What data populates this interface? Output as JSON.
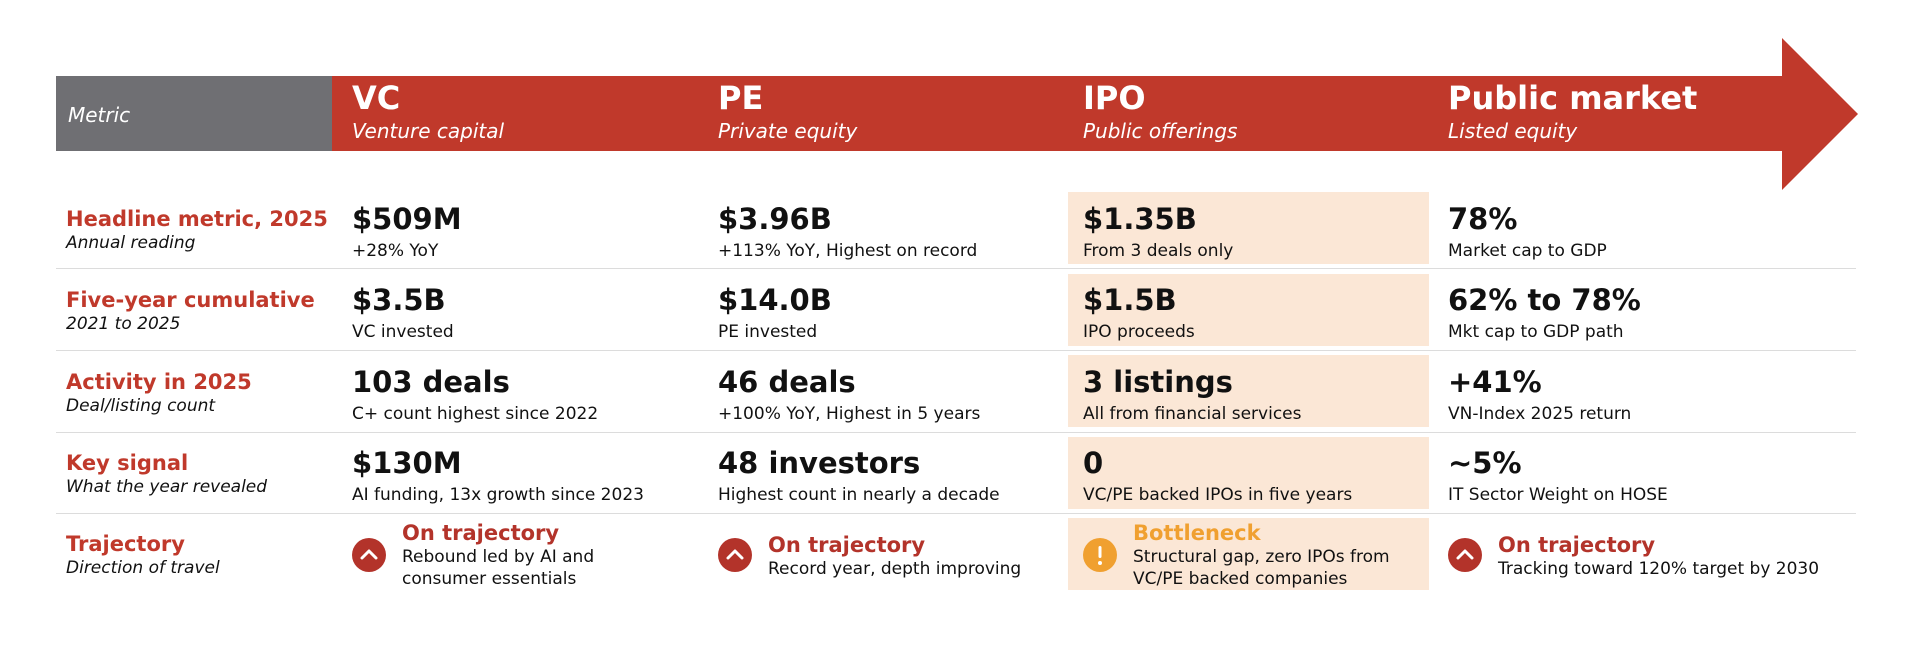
{
  "colors": {
    "accent": "#c0392b",
    "header_gray": "#6f6f73",
    "highlight": "#fbe7d6",
    "warning": "#f0a030"
  },
  "header": {
    "metric_label": "Metric",
    "columns": [
      {
        "title": "VC",
        "subtitle": "Venture capital"
      },
      {
        "title": "PE",
        "subtitle": "Private equity"
      },
      {
        "title": "IPO",
        "subtitle": "Public offerings"
      },
      {
        "title": "Public market",
        "subtitle": "Listed equity"
      }
    ]
  },
  "rows": [
    {
      "label": "Headline metric, 2025",
      "sublabel": "Annual reading",
      "cells": [
        {
          "value": "$509M",
          "detail": "+28% YoY"
        },
        {
          "value": "$3.96B",
          "detail": "+113% YoY, Highest on record"
        },
        {
          "value": "$1.35B",
          "detail": "From 3 deals only"
        },
        {
          "value": "78%",
          "detail": "Market cap to GDP"
        }
      ]
    },
    {
      "label": "Five-year cumulative",
      "sublabel": "2021 to 2025",
      "cells": [
        {
          "value": "$3.5B",
          "detail": "VC invested"
        },
        {
          "value": "$14.0B",
          "detail": "PE invested"
        },
        {
          "value": "$1.5B",
          "detail": "IPO proceeds"
        },
        {
          "value": "62% to 78%",
          "detail": "Mkt cap to GDP path"
        }
      ]
    },
    {
      "label": "Activity in 2025",
      "sublabel": "Deal/listing count",
      "cells": [
        {
          "value": "103 deals",
          "detail": "C+ count highest since 2022"
        },
        {
          "value": "46 deals",
          "detail": "+100% YoY, Highest in 5 years"
        },
        {
          "value": "3 listings",
          "detail": "All from financial services"
        },
        {
          "value": "+41%",
          "detail": "VN-Index 2025 return"
        }
      ]
    },
    {
      "label": "Key signal",
      "sublabel": "What the year revealed",
      "cells": [
        {
          "value": "$130M",
          "detail": "AI funding, 13x growth since 2023"
        },
        {
          "value": "48 investors",
          "detail": "Highest count in nearly a decade"
        },
        {
          "value": "0",
          "detail": "VC/PE backed IPOs in five years"
        },
        {
          "value": "~5%",
          "detail": "IT Sector Weight on HOSE"
        }
      ]
    }
  ],
  "trajectory": {
    "label": "Trajectory",
    "sublabel": "Direction of travel",
    "cells": [
      {
        "icon": "chevron-up-icon",
        "title": "On trajectory",
        "line1": "Rebound led by AI and",
        "line2": "consumer essentials"
      },
      {
        "icon": "chevron-up-icon",
        "title": "On trajectory",
        "line1": "Record year, depth improving",
        "line2": ""
      },
      {
        "icon": "exclamation-icon",
        "title": "Bottleneck",
        "line1": "Structural gap, zero IPOs from",
        "line2": "VC/PE backed companies"
      },
      {
        "icon": "chevron-up-icon",
        "title": "On trajectory",
        "line1": "Tracking toward 120% target by 2030",
        "line2": ""
      }
    ]
  }
}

**Goal:** Transcribe every record above exactly, leaving out the pictures.

**Worked answer:**
What data populates this interface? Output as JSON.
{
  "colors": {
    "accent": "#c0392b",
    "header_gray": "#6f6f73",
    "highlight": "#fbe7d6",
    "warning": "#f0a030"
  },
  "header": {
    "metric_label": "Metric",
    "columns": [
      {
        "title": "VC",
        "subtitle": "Venture capital"
      },
      {
        "title": "PE",
        "subtitle": "Private equity"
      },
      {
        "title": "IPO",
        "subtitle": "Public offerings"
      },
      {
        "title": "Public market",
        "subtitle": "Listed equity"
      }
    ]
  },
  "rows": [
    {
      "label": "Headline metric, 2025",
      "sublabel": "Annual reading",
      "cells": [
        {
          "value": "$509M",
          "detail": "+28% YoY"
        },
        {
          "value": "$3.96B",
          "detail": "+113% YoY, Highest on record"
        },
        {
          "value": "$1.35B",
          "detail": "From 3 deals only"
        },
        {
          "value": "78%",
          "detail": "Market cap to GDP"
        }
      ]
    },
    {
      "label": "Five-year cumulative",
      "sublabel": "2021 to 2025",
      "cells": [
        {
          "value": "$3.5B",
          "detail": "VC invested"
        },
        {
          "value": "$14.0B",
          "detail": "PE invested"
        },
        {
          "value": "$1.5B",
          "detail": "IPO proceeds"
        },
        {
          "value": "62% to 78%",
          "detail": "Mkt cap to GDP path"
        }
      ]
    },
    {
      "label": "Activity in 2025",
      "sublabel": "Deal/listing count",
      "cells": [
        {
          "value": "103 deals",
          "detail": "C+ count highest since 2022"
        },
        {
          "value": "46 deals",
          "detail": "+100% YoY, Highest in 5 years"
        },
        {
          "value": "3 listings",
          "detail": "All from financial services"
        },
        {
          "value": "+41%",
          "detail": "VN-Index 2025 return"
        }
      ]
    },
    {
      "label": "Key signal",
      "sublabel": "What the year revealed",
      "cells": [
        {
          "value": "$130M",
          "detail": "AI funding, 13x growth since 2023"
        },
        {
          "value": "48 investors",
          "detail": "Highest count in nearly a decade"
        },
        {
          "value": "0",
          "detail": "VC/PE backed IPOs in five years"
        },
        {
          "value": "~5%",
          "detail": "IT Sector Weight on HOSE"
        }
      ]
    }
  ],
  "trajectory": {
    "label": "Trajectory",
    "sublabel": "Direction of travel",
    "cells": [
      {
        "icon": "chevron-up-icon",
        "title": "On trajectory",
        "line1": "Rebound led by AI and",
        "line2": "consumer essentials"
      },
      {
        "icon": "chevron-up-icon",
        "title": "On trajectory",
        "line1": "Record year, depth improving",
        "line2": ""
      },
      {
        "icon": "exclamation-icon",
        "title": "Bottleneck",
        "line1": "Structural gap, zero IPOs from",
        "line2": "VC/PE backed companies"
      },
      {
        "icon": "chevron-up-icon",
        "title": "On trajectory",
        "line1": "Tracking toward 120% target by 2030",
        "line2": ""
      }
    ]
  }
}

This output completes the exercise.